## EXERCISE
The response must contain every line from the records below that has "meinung".

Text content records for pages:
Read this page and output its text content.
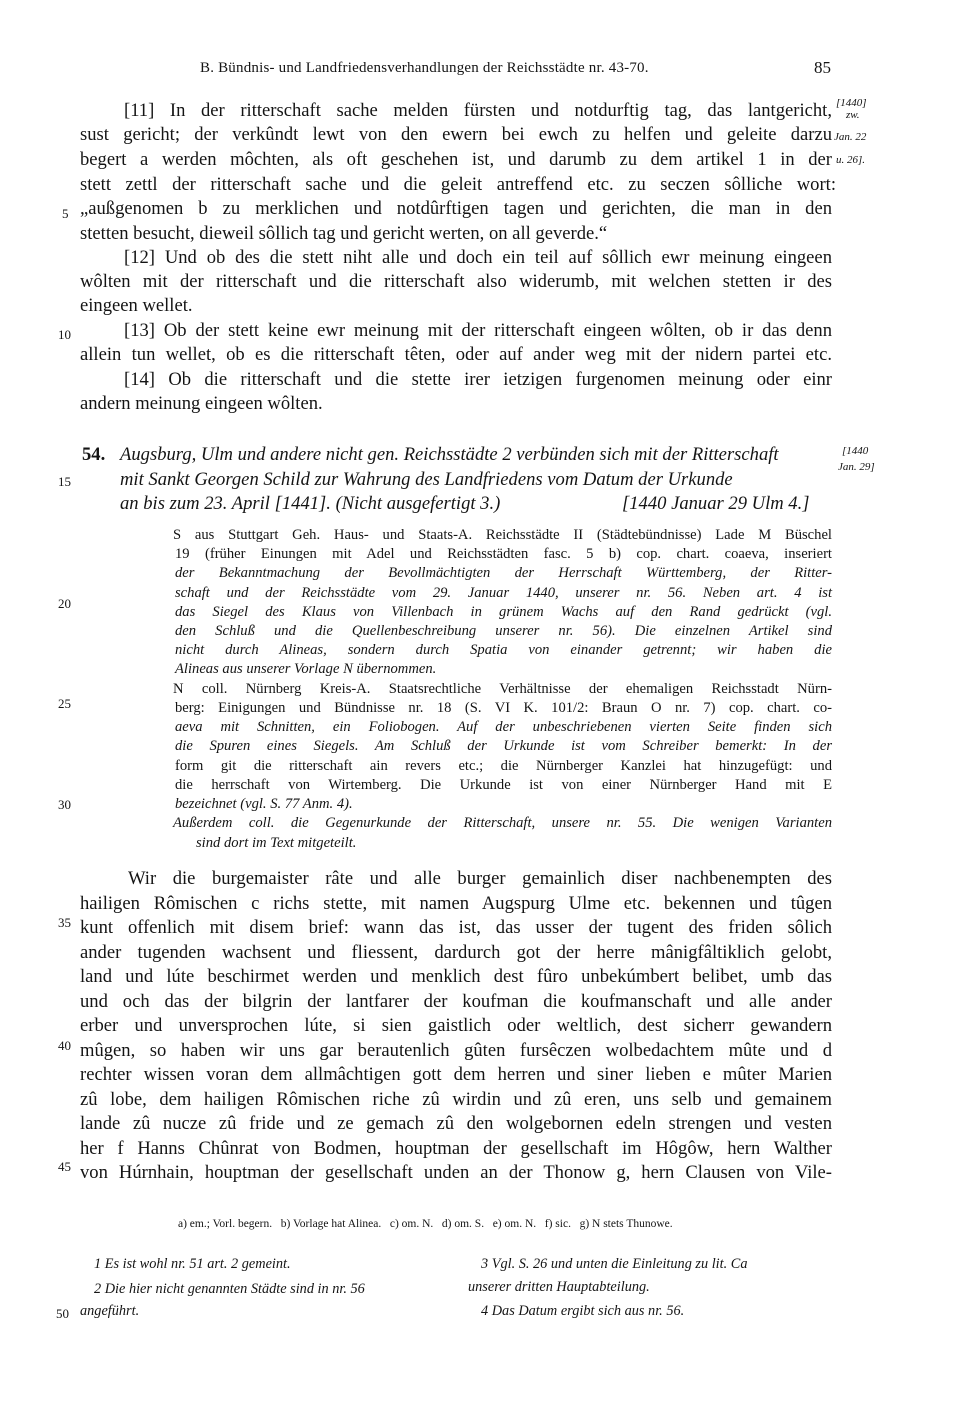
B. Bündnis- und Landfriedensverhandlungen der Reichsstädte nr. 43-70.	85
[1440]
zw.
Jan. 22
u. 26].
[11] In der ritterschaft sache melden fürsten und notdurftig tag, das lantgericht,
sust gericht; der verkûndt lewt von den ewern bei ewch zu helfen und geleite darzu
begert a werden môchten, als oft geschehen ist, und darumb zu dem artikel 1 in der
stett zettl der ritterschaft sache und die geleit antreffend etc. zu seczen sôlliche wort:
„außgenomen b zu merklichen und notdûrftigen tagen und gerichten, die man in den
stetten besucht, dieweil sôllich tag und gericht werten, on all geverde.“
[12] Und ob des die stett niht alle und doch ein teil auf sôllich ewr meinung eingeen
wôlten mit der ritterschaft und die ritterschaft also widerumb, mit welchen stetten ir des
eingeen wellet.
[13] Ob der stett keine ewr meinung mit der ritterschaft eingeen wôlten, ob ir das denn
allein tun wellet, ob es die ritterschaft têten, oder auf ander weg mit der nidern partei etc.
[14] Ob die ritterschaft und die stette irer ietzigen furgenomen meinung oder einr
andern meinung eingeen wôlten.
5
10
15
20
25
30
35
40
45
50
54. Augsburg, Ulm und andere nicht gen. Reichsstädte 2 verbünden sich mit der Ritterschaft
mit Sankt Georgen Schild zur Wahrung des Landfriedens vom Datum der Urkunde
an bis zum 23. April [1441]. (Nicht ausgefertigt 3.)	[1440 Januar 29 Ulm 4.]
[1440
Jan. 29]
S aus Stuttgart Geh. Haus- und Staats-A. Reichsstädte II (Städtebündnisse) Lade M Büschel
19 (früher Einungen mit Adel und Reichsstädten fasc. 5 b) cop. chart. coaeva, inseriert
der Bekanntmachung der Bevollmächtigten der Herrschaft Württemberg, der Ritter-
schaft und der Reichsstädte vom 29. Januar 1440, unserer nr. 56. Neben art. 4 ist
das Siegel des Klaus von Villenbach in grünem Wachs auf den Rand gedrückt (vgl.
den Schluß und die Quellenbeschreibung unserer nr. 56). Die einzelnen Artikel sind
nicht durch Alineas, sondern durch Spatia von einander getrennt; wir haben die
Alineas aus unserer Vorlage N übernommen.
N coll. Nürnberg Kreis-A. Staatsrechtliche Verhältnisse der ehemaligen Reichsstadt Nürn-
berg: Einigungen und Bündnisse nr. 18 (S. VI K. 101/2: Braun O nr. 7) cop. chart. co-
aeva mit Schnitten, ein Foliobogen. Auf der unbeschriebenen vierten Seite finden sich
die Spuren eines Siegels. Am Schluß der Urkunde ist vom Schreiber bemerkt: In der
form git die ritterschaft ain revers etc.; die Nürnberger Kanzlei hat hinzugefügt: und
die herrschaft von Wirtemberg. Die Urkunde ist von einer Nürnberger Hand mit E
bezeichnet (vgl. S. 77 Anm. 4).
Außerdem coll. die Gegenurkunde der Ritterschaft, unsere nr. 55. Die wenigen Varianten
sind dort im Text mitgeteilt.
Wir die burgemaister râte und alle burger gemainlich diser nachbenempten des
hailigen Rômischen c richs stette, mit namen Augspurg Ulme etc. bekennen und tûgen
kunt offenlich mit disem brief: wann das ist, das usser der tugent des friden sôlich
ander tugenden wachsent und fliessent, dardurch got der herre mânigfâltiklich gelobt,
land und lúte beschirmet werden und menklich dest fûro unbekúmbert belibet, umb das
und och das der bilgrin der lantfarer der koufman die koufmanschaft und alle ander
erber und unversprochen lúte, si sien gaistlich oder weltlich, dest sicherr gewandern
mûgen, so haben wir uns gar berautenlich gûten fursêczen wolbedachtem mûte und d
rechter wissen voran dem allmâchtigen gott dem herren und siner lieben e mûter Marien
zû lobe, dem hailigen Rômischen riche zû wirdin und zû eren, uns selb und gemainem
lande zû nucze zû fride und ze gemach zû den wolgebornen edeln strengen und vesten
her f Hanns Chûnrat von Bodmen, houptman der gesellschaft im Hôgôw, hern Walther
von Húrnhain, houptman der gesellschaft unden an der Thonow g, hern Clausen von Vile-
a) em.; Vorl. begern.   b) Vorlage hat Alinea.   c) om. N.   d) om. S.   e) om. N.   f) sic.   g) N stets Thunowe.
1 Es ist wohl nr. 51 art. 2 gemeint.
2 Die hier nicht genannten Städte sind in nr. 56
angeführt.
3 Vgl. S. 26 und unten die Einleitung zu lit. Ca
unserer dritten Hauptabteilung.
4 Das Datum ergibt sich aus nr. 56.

...

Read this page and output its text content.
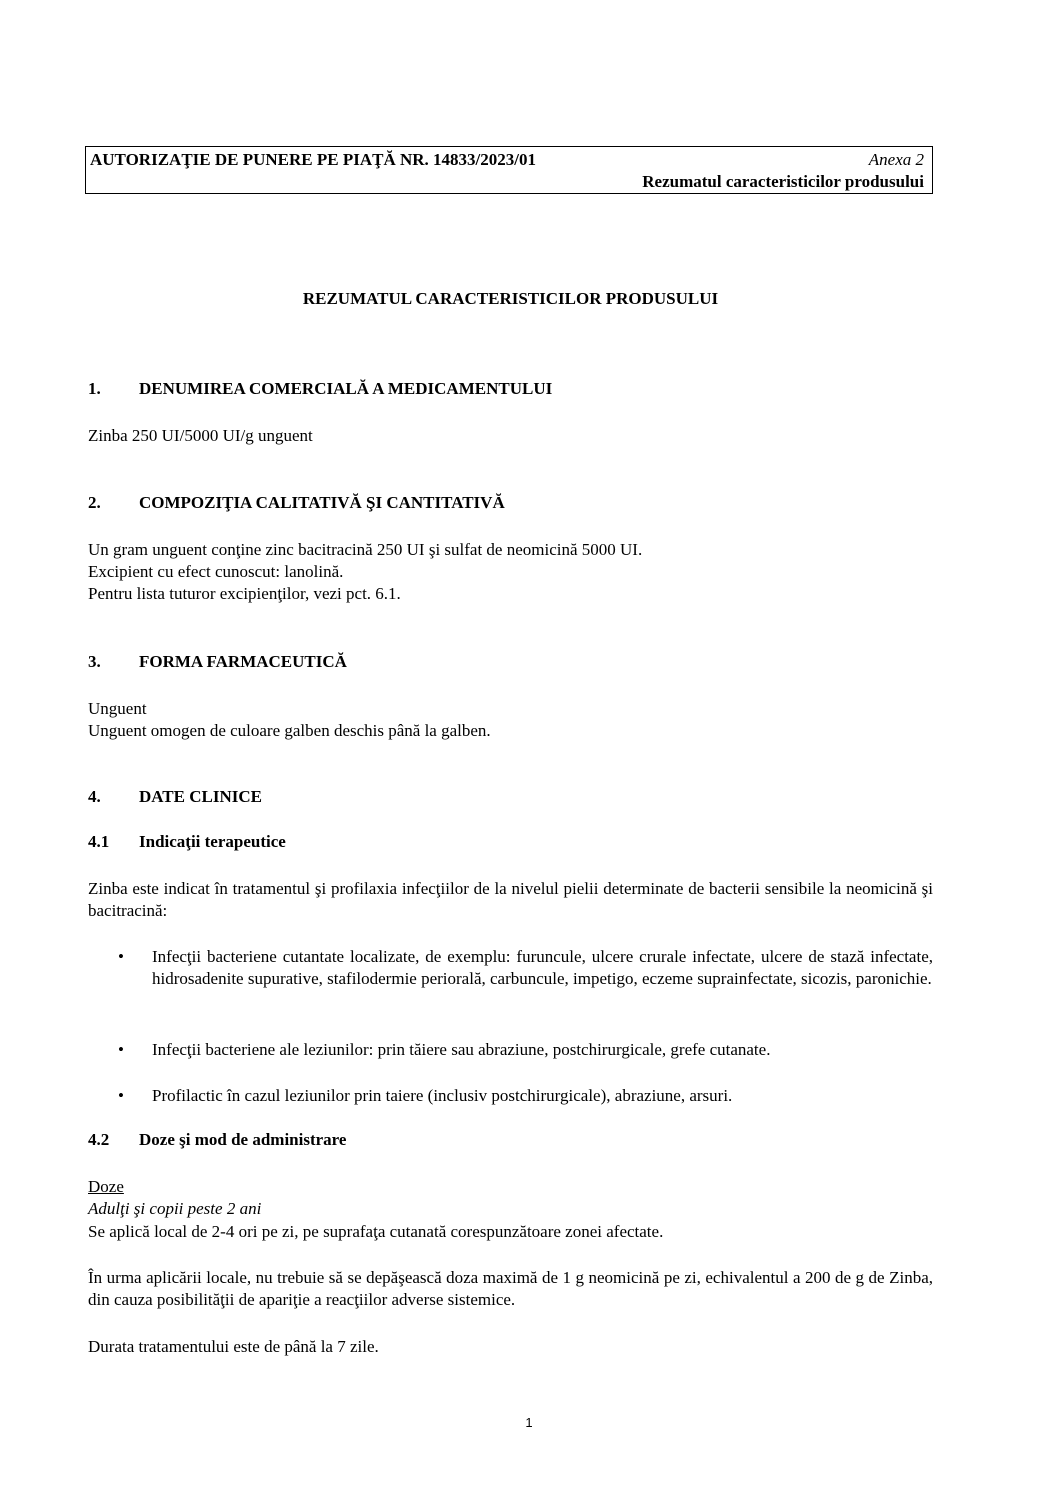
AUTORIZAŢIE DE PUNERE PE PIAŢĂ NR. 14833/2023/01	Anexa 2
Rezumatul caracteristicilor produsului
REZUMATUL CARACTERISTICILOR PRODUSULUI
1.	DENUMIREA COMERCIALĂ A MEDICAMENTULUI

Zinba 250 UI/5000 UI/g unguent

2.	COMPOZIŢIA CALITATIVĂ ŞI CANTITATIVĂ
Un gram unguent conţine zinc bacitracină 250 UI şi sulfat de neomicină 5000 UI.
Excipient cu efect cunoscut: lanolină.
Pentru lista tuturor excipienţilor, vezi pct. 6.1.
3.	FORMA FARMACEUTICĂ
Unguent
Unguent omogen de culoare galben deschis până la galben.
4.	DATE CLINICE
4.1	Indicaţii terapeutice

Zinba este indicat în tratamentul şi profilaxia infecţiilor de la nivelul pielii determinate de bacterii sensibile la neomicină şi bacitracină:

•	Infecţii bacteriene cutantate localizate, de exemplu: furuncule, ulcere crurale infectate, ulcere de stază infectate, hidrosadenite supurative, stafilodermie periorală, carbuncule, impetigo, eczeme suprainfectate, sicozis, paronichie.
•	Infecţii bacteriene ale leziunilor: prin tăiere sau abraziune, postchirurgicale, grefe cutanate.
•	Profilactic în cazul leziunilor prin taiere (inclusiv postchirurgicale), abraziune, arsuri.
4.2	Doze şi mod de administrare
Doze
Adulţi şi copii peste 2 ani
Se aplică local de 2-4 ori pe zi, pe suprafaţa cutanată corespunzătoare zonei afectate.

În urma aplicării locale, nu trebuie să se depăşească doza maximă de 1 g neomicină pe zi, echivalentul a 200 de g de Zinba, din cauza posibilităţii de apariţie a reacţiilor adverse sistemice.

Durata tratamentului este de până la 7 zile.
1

## EXPECTED OUTPUT
[12] Und ob des die stett niht alle und doch ein teil auf sôllich ewr meinung eingeen
[13] Ob der stett keine ewr meinung mit der ritterschaft eingeen wôlten, ob ir das denn
[14] Ob die ritterschaft und die stette irer ietzigen furgenomen meinung oder einr
andern meinung eingeen wôlten.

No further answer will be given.